— Begin —
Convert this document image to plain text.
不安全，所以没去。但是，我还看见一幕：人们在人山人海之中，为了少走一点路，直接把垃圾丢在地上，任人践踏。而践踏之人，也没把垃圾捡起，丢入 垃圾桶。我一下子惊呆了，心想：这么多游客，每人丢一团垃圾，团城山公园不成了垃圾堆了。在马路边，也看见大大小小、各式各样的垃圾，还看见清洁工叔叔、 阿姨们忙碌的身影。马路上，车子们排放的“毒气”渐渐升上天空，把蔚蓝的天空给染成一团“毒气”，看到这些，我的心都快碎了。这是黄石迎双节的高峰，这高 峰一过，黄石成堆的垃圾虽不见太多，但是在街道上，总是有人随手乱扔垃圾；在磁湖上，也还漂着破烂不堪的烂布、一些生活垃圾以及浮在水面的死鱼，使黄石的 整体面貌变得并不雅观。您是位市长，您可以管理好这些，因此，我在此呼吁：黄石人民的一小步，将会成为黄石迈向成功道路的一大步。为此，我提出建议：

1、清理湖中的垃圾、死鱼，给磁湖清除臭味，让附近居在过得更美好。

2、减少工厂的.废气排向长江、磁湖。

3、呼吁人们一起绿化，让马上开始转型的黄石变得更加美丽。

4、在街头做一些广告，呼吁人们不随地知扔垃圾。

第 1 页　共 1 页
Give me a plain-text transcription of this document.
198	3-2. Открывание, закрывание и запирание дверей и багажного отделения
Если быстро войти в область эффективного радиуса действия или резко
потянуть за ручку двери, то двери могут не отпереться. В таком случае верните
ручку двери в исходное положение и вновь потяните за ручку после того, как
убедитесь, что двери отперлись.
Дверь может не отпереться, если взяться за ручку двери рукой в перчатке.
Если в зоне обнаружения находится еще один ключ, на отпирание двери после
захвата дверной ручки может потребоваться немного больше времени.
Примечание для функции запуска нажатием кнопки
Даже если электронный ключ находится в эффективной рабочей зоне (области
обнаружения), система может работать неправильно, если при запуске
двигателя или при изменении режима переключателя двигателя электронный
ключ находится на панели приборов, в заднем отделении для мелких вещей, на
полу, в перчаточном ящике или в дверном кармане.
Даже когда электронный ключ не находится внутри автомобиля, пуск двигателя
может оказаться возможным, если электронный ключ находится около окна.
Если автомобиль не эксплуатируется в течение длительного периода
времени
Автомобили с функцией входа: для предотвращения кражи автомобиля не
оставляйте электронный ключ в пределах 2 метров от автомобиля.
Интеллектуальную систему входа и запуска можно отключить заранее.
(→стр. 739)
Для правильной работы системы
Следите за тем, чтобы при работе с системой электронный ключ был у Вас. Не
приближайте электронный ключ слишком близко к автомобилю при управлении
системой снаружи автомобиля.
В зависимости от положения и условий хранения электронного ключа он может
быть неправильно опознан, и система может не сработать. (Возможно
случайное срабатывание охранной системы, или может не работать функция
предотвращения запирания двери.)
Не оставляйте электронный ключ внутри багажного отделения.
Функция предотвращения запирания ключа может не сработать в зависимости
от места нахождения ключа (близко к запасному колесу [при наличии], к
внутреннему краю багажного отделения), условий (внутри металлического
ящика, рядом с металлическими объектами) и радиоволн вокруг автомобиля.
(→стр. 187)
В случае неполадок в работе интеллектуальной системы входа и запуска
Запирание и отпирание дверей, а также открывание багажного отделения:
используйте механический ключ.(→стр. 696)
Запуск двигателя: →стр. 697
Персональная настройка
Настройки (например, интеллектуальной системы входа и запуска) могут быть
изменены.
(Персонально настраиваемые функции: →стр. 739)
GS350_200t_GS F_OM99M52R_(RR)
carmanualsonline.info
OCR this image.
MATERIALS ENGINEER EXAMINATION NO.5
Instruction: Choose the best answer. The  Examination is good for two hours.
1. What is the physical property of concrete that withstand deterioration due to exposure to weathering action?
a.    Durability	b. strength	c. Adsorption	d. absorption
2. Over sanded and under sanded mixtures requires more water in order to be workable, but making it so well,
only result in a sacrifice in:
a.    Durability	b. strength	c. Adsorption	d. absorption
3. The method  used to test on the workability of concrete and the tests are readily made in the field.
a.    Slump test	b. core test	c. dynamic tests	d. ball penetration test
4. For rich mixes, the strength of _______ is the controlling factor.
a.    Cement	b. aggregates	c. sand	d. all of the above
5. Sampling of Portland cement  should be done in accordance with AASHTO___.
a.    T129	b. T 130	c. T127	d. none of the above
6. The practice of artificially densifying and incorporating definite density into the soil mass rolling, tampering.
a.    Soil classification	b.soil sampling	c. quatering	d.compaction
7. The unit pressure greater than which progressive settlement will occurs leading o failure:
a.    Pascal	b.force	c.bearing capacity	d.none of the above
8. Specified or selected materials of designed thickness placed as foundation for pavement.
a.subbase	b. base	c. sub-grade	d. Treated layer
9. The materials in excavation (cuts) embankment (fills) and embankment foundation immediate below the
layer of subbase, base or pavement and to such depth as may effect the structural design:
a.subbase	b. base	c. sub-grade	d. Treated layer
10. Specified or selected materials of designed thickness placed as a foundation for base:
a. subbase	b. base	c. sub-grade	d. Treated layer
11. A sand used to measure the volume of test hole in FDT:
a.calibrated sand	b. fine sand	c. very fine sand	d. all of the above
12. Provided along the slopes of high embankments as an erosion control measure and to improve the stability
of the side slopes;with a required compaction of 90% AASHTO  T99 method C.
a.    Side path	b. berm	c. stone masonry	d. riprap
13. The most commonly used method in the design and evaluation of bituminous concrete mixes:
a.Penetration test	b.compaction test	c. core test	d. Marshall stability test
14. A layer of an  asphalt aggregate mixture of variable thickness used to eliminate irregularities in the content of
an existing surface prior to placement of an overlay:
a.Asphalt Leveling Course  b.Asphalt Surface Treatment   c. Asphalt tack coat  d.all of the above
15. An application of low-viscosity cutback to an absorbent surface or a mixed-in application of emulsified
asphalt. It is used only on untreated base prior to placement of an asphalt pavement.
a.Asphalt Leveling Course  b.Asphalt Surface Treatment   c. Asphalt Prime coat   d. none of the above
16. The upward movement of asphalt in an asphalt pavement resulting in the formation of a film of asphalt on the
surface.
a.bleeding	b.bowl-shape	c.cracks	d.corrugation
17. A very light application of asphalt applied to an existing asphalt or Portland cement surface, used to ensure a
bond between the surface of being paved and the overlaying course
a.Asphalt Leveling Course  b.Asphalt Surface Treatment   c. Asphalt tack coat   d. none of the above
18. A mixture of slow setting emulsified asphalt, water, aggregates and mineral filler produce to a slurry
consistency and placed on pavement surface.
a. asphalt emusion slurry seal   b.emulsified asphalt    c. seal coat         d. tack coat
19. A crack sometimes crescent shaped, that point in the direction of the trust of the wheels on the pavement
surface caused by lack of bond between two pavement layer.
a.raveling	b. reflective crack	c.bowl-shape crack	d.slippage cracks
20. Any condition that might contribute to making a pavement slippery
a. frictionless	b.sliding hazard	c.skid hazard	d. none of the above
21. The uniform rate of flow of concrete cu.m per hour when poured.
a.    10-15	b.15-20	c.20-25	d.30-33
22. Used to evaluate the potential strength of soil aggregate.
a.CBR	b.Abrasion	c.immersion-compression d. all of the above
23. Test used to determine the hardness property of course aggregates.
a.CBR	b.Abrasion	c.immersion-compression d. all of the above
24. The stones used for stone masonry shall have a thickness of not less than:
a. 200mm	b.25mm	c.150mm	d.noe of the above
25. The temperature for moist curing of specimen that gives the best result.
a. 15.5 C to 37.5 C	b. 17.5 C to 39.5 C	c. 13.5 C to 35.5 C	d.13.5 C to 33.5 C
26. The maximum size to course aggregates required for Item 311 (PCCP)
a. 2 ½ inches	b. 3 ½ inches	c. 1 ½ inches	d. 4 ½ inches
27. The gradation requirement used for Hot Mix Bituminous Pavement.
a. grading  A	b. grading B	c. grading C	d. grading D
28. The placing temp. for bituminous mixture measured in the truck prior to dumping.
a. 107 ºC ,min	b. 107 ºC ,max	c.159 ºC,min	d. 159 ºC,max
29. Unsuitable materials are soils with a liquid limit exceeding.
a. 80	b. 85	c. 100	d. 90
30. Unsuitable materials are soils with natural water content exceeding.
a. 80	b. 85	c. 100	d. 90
— End —
To do ▸ Return each line in the records that holds the string "быть".

The result ▸
быть неправильно опознан, и система может не сработать. (Возможно
Настройки (например, интеллектуальной системы входа и запуска) могут быть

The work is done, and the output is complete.